What is being asked -> Which lines in the records below contain the word "selected"? Copy each one out.

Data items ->
■ ■ ■

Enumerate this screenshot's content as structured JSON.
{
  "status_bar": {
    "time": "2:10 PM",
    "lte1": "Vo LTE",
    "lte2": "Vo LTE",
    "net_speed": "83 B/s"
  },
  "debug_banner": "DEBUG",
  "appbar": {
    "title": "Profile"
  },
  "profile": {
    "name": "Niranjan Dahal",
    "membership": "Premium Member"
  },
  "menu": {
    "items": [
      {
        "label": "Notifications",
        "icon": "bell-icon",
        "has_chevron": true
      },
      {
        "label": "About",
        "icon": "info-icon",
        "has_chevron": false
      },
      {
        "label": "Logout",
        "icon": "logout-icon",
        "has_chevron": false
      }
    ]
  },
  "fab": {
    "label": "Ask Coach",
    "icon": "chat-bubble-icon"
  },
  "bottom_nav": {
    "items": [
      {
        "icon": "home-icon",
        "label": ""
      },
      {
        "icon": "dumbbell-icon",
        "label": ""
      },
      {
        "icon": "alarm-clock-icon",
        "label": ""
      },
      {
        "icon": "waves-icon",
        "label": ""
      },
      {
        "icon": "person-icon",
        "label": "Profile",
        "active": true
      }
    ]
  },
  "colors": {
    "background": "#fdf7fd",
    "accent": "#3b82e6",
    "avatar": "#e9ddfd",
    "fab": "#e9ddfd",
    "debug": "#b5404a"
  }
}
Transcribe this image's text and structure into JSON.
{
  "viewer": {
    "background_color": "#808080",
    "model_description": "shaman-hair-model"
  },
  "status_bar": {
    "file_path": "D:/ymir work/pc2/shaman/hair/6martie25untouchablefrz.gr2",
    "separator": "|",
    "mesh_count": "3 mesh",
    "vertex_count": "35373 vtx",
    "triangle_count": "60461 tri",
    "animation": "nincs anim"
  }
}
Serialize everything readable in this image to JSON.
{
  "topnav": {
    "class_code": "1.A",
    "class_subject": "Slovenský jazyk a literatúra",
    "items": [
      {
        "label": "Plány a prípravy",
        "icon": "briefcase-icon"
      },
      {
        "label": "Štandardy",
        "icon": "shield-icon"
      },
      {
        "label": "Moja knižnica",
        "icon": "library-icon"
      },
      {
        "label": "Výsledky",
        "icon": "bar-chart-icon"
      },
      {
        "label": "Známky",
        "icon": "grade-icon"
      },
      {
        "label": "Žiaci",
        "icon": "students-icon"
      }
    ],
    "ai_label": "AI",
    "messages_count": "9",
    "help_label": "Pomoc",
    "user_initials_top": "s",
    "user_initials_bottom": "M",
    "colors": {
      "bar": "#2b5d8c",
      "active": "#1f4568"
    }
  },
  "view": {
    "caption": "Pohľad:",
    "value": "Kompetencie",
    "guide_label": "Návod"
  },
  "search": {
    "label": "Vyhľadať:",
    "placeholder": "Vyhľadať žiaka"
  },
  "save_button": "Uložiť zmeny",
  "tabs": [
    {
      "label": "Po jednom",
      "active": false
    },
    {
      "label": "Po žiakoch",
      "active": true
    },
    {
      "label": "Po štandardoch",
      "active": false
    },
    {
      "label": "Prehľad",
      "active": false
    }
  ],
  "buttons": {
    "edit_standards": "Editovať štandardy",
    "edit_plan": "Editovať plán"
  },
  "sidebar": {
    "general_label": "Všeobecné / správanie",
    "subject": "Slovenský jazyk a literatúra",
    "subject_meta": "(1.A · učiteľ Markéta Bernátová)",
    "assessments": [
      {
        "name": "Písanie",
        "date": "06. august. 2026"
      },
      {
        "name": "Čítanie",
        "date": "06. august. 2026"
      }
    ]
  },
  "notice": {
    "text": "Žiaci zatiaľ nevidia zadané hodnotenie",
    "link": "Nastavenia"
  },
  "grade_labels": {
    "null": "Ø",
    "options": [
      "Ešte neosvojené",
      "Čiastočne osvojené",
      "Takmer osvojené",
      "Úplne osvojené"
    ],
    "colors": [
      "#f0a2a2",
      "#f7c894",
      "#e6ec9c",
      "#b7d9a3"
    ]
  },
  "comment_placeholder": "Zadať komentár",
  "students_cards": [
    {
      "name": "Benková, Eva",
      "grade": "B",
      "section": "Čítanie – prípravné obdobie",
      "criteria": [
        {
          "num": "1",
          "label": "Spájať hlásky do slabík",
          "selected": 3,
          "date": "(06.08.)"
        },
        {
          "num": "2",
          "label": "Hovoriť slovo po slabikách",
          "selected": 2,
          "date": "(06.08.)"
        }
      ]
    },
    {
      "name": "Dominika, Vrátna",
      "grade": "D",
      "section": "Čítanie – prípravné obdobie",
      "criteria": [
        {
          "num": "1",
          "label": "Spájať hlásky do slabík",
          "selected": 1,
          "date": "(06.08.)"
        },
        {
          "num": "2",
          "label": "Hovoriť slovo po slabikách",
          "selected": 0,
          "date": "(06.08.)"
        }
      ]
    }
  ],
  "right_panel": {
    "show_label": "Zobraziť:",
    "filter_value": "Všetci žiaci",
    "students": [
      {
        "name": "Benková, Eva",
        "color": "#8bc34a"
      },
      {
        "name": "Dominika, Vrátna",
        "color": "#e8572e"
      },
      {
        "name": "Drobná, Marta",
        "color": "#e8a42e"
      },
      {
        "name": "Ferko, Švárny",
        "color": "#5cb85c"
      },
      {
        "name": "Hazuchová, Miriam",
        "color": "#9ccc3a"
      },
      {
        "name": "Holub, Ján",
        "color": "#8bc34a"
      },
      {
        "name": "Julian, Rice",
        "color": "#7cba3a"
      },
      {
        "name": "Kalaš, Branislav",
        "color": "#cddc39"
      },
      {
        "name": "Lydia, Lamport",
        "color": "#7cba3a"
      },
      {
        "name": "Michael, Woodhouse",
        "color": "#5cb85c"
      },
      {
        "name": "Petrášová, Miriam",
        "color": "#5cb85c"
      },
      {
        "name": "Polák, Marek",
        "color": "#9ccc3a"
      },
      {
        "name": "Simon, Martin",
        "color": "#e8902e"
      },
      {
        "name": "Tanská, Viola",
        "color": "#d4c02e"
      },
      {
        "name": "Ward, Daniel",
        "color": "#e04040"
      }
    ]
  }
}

■ ■ ■

Solution for this exercise ->
          "selected": 3,
          "selected": 2,
          "selected": 1,
          "selected": 0,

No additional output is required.